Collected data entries
━━━━━━━━━━━━━━━━

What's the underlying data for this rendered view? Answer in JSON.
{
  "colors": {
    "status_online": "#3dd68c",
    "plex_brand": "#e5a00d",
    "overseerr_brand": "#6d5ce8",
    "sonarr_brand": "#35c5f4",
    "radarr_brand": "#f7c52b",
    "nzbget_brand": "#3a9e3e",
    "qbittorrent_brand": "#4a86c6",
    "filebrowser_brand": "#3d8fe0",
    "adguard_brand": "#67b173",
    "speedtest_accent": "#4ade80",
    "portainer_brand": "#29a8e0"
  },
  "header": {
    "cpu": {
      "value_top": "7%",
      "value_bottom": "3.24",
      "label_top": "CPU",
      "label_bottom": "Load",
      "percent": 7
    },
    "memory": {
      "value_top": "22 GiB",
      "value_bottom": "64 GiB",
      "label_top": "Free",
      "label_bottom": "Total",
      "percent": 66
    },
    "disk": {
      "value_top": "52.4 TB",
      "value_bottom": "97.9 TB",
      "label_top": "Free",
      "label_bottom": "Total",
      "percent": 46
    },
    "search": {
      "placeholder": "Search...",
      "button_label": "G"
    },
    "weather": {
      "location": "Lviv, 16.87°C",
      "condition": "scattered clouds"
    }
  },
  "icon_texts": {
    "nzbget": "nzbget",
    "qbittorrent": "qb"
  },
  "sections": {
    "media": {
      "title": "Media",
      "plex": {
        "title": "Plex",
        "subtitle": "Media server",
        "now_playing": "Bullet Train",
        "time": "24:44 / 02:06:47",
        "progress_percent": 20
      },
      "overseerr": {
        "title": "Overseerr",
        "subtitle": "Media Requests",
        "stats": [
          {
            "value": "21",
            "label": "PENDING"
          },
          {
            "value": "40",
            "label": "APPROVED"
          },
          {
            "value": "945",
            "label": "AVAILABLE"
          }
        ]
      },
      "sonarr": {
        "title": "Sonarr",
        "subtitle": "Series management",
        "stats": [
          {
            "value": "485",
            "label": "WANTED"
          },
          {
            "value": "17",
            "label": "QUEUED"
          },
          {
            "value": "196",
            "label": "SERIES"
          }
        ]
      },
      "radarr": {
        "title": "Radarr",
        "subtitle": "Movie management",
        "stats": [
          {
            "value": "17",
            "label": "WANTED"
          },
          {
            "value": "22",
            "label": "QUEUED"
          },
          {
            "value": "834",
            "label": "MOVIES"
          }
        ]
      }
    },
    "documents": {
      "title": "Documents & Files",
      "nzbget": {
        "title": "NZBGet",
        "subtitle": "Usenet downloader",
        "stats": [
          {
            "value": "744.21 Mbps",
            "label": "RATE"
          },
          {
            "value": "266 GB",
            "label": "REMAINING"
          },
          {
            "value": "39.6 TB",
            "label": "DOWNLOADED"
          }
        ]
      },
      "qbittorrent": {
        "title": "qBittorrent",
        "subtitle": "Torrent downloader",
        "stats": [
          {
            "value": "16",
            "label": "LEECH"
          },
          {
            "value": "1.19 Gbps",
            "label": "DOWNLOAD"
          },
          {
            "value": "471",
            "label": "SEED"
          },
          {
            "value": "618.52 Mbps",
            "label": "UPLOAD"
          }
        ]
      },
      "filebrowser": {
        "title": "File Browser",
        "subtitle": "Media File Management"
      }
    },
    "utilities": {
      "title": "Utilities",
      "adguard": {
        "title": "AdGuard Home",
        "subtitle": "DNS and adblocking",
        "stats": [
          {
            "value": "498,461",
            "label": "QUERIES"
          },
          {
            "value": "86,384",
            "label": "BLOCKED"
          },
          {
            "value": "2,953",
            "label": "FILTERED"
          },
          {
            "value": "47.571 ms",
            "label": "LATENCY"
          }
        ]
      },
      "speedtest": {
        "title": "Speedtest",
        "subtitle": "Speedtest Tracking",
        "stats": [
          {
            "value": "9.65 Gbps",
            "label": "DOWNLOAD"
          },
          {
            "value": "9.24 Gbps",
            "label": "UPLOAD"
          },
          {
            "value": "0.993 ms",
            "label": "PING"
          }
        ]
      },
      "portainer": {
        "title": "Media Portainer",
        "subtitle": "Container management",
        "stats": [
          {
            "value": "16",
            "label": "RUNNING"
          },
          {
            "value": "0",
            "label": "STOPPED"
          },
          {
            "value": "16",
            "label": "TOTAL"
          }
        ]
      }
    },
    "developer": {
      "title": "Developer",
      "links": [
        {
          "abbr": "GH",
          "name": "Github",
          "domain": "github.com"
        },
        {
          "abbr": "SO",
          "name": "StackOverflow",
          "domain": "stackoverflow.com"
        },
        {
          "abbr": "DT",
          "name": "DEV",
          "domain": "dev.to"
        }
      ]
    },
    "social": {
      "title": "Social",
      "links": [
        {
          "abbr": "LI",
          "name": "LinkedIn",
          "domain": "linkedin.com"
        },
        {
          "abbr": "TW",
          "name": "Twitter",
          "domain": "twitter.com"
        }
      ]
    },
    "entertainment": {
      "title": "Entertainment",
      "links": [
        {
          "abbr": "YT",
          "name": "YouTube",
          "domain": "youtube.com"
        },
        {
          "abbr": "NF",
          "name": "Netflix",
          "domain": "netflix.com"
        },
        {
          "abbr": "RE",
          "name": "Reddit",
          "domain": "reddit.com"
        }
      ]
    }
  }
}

━━━━━━━━━━━━━━━━

Brief:
Reproduce the entries above in full by retyping them exactly.

Solution to this exercise:
What's the underlying data for this rendered view? Answer in JSON.
{
  "colors": {
    "status_online": "#3dd68c",
    "plex_brand": "#e5a00d",
    "overseerr_brand": "#6d5ce8",
    "sonarr_brand": "#35c5f4",
    "radarr_brand": "#f7c52b",
    "nzbget_brand": "#3a9e3e",
    "qbittorrent_brand": "#4a86c6",
    "filebrowser_brand": "#3d8fe0",
    "adguard_brand": "#67b173",
    "speedtest_accent": "#4ade80",
    "portainer_brand": "#29a8e0"
  },
  "header": {
    "cpu": {
      "value_top": "7%",
      "value_bottom": "3.24",
      "label_top": "CPU",
      "label_bottom": "Load",
      "percent": 7
    },
    "memory": {
      "value_top": "22 GiB",
      "value_bottom": "64 GiB",
      "label_top": "Free",
      "label_bottom": "Total",
      "percent": 66
    },
    "disk": {
      "value_top": "52.4 TB",
      "value_bottom": "97.9 TB",
      "label_top": "Free",
      "label_bottom": "Total",
      "percent": 46
    },
    "search": {
      "placeholder": "Search...",
      "button_label": "G"
    },
    "weather": {
      "location": "Lviv, 16.87°C",
      "condition": "scattered clouds"
    }
  },
  "icon_texts": {
    "nzbget": "nzbget",
    "qbittorrent": "qb"
  },
  "sections": {
    "media": {
      "title": "Media",
      "plex": {
        "title": "Plex",
        "subtitle": "Media server",
        "now_playing": "Bullet Train",
        "time": "24:44 / 02:06:47",
        "progress_percent": 20
      },
      "overseerr": {
        "title": "Overseerr",
        "subtitle": "Media Requests",
        "stats": [
          {
            "value": "21",
            "label": "PENDING"
          },
          {
            "value": "40",
            "label": "APPROVED"
          },
          {
            "value": "945",
            "label": "AVAILABLE"
          }
        ]
      },
      "sonarr": {
        "title": "Sonarr",
        "subtitle": "Series management",
        "stats": [
          {
            "value": "485",
            "label": "WANTED"
          },
          {
            "value": "17",
            "label": "QUEUED"
          },
          {
            "value": "196",
            "label": "SERIES"
          }
        ]
      },
      "radarr": {
        "title": "Radarr",
        "subtitle": "Movie management",
        "stats": [
          {
            "value": "17",
            "label": "WANTED"
          },
          {
            "value": "22",
            "label": "QUEUED"
          },
          {
            "value": "834",
            "label": "MOVIES"
          }
        ]
      }
    },
    "documents": {
      "title": "Documents & Files",
      "nzbget": {
        "title": "NZBGet",
        "subtitle": "Usenet downloader",
        "stats": [
          {
            "value": "744.21 Mbps",
            "label": "RATE"
          },
          {
            "value": "266 GB",
            "label": "REMAINING"
          },
          {
            "value": "39.6 TB",
            "label": "DOWNLOADED"
          }
        ]
      },
      "qbittorrent": {
        "title": "qBittorrent",
        "subtitle": "Torrent downloader",
        "stats": [
          {
            "value": "16",
            "label": "LEECH"
          },
          {
            "value": "1.19 Gbps",
            "label": "DOWNLOAD"
          },
          {
            "value": "471",
            "label": "SEED"
          },
          {
            "value": "618.52 Mbps",
            "label": "UPLOAD"
          }
        ]
      },
      "filebrowser": {
        "title": "File Browser",
        "subtitle": "Media File Management"
      }
    },
    "utilities": {
      "title": "Utilities",
      "adguard": {
        "title": "AdGuard Home",
        "subtitle": "DNS and adblocking",
        "stats": [
          {
            "value": "498,461",
            "label": "QUERIES"
          },
          {
            "value": "86,384",
            "label": "BLOCKED"
          },
          {
            "value": "2,953",
            "label": "FILTERED"
          },
          {
            "value": "47.571 ms",
            "label": "LATENCY"
          }
        ]
      },
      "speedtest": {
        "title": "Speedtest",
        "subtitle": "Speedtest Tracking",
        "stats": [
          {
            "value": "9.65 Gbps",
            "label": "DOWNLOAD"
          },
          {
            "value": "9.24 Gbps",
            "label": "UPLOAD"
          },
          {
            "value": "0.993 ms",
            "label": "PING"
          }
        ]
      },
      "portainer": {
        "title": "Media Portainer",
        "subtitle": "Container management",
        "stats": [
          {
            "value": "16",
            "label": "RUNNING"
          },
          {
            "value": "0",
            "label": "STOPPED"
          },
          {
            "value": "16",
            "label": "TOTAL"
          }
        ]
      }
    },
    "developer": {
      "title": "Developer",
      "links": [
        {
          "abbr": "GH",
          "name": "Github",
          "domain": "github.com"
        },
        {
          "abbr": "SO",
          "name": "StackOverflow",
          "domain": "stackoverflow.com"
        },
        {
          "abbr": "DT",
          "name": "DEV",
          "domain": "dev.to"
        }
      ]
    },
    "social": {
      "title": "Social",
      "links": [
        {
          "abbr": "LI",
          "name": "LinkedIn",
          "domain": "linkedin.com"
        },
        {
          "abbr": "TW",
          "name": "Twitter",
          "domain": "twitter.com"
        }
      ]
    },
    "entertainment": {
      "title": "Entertainment",
      "links": [
        {
          "abbr": "YT",
          "name": "YouTube",
          "domain": "youtube.com"
        },
        {
          "abbr": "NF",
          "name": "Netflix",
          "domain": "netflix.com"
        },
        {
          "abbr": "RE",
          "name": "Reddit",
          "domain": "reddit.com"
        }
      ]
    }
  }
}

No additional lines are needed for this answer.